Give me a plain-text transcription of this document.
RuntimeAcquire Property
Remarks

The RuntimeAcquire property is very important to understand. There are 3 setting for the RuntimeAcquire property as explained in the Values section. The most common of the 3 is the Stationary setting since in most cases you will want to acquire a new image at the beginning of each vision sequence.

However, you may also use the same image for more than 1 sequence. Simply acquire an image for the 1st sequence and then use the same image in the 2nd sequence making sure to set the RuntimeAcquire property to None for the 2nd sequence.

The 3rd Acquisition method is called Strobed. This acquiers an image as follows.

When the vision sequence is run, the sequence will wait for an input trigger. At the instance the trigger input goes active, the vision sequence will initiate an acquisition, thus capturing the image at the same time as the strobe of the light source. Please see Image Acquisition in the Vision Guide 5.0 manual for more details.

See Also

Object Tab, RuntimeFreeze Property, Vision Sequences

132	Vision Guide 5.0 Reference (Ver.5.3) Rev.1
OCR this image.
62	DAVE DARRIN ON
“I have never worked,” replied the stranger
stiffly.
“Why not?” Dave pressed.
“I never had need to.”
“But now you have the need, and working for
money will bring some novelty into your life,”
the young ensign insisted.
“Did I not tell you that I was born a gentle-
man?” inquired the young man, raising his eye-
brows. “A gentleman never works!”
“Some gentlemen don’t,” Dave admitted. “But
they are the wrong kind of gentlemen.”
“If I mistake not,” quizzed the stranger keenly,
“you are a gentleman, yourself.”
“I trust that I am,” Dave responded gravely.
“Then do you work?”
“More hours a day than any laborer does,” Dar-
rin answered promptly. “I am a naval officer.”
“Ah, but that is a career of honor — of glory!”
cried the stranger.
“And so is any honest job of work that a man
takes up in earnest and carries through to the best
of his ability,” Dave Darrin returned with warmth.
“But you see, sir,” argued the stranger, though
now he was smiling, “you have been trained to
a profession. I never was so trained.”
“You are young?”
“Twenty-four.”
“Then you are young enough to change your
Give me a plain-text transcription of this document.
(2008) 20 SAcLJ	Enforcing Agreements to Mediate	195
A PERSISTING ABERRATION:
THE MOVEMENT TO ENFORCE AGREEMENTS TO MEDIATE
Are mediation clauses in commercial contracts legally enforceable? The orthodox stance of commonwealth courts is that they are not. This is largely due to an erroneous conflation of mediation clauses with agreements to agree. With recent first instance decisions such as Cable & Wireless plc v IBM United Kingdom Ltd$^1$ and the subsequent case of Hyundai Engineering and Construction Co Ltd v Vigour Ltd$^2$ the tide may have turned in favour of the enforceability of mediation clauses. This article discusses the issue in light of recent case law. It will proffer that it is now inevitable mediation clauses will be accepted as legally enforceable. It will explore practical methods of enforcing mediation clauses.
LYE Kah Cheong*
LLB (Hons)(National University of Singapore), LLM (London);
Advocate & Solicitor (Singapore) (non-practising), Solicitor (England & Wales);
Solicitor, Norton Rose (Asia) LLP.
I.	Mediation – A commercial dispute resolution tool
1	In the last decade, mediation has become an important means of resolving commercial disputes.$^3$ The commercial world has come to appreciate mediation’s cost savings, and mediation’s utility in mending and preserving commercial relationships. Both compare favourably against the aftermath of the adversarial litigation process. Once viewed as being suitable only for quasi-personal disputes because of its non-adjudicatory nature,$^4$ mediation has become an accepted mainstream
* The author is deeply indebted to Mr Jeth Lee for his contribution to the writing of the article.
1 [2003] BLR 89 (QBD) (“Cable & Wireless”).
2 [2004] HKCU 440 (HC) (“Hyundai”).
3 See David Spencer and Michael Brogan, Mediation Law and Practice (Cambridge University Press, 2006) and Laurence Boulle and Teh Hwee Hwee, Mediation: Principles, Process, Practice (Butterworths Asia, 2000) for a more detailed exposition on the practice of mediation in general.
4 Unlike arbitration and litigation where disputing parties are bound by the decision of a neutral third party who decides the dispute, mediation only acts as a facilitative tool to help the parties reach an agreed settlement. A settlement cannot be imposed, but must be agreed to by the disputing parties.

• **GIVEN EXERCISE**: Copy all the records above exactly, missing none.

• **IN RESPONSE**:
Give me a plain-text transcription of this document.
RuntimeAcquire Property
Remarks

The RuntimeAcquire property is very important to understand. There are 3 setting for the RuntimeAcquire property as explained in the Values section. The most common of the 3 is the Stationary setting since in most cases you will want to acquire a new image at the beginning of each vision sequence.

However, you may also use the same image for more than 1 sequence. Simply acquire an image for the 1st sequence and then use the same image in the 2nd sequence making sure to set the RuntimeAcquire property to None for the 2nd sequence.

The 3rd Acquisition method is called Strobed. This acquiers an image as follows.

When the vision sequence is run, the sequence will wait for an input trigger. At the instance the trigger input goes active, the vision sequence will initiate an acquisition, thus capturing the image at the same time as the strobe of the light source. Please see Image Acquisition in the Vision Guide 5.0 manual for more details.

See Also

Object Tab, RuntimeFreeze Property, Vision Sequences

132	Vision Guide 5.0 Reference (Ver.5.3) Rev.1
OCR this image.
62	DAVE DARRIN ON
“I have never worked,” replied the stranger
stiffly.
“Why not?” Dave pressed.
“I never had need to.”
“But now you have the need, and working for
money will bring some novelty into your life,”
the young ensign insisted.
“Did I not tell you that I was born a gentle-
man?” inquired the young man, raising his eye-
brows. “A gentleman never works!”
“Some gentlemen don’t,” Dave admitted. “But
they are the wrong kind of gentlemen.”
“If I mistake not,” quizzed the stranger keenly,
“you are a gentleman, yourself.”
“I trust that I am,” Dave responded gravely.
“Then do you work?”
“More hours a day than any laborer does,” Dar-
rin answered promptly. “I am a naval officer.”
“Ah, but that is a career of honor — of glory!”
cried the stranger.
“And so is any honest job of work that a man
takes up in earnest and carries through to the best
of his ability,” Dave Darrin returned with warmth.
“But you see, sir,” argued the stranger, though
now he was smiling, “you have been trained to
a profession. I never was so trained.”
“You are young?”
“Twenty-four.”
“Then you are young enough to change your
Give me a plain-text transcription of this document.
(2008) 20 SAcLJ	Enforcing Agreements to Mediate	195
A PERSISTING ABERRATION:
THE MOVEMENT TO ENFORCE AGREEMENTS TO MEDIATE
Are mediation clauses in commercial contracts legally enforceable? The orthodox stance of commonwealth courts is that they are not. This is largely due to an erroneous conflation of mediation clauses with agreements to agree. With recent first instance decisions such as Cable & Wireless plc v IBM United Kingdom Ltd$^1$ and the subsequent case of Hyundai Engineering and Construction Co Ltd v Vigour Ltd$^2$ the tide may have turned in favour of the enforceability of mediation clauses. This article discusses the issue in light of recent case law. It will proffer that it is now inevitable mediation clauses will be accepted as legally enforceable. It will explore practical methods of enforcing mediation clauses.
LYE Kah Cheong*
LLB (Hons)(National University of Singapore), LLM (London);
Advocate & Solicitor (Singapore) (non-practising), Solicitor (England & Wales);
Solicitor, Norton Rose (Asia) LLP.
I.	Mediation – A commercial dispute resolution tool
1	In the last decade, mediation has become an important means of resolving commercial disputes.$^3$ The commercial world has come to appreciate mediation’s cost savings, and mediation’s utility in mending and preserving commercial relationships. Both compare favourably against the aftermath of the adversarial litigation process. Once viewed as being suitable only for quasi-personal disputes because of its non-adjudicatory nature,$^4$ mediation has become an accepted mainstream
* The author is deeply indebted to Mr Jeth Lee for his contribution to the writing of the article.
1 [2003] BLR 89 (QBD) (“Cable & Wireless”).
2 [2004] HKCU 440 (HC) (“Hyundai”).
3 See David Spencer and Michael Brogan, Mediation Law and Practice (Cambridge University Press, 2006) and Laurence Boulle and Teh Hwee Hwee, Mediation: Principles, Process, Practice (Butterworths Asia, 2000) for a more detailed exposition on the practice of mediation in general.
4 Unlike arbitration and litigation where disputing parties are bound by the decision of a neutral third party who decides the dispute, mediation only acts as a facilitative tool to help the parties reach an agreed settlement. A settlement cannot be imposed, but must be agreed to by the disputing parties.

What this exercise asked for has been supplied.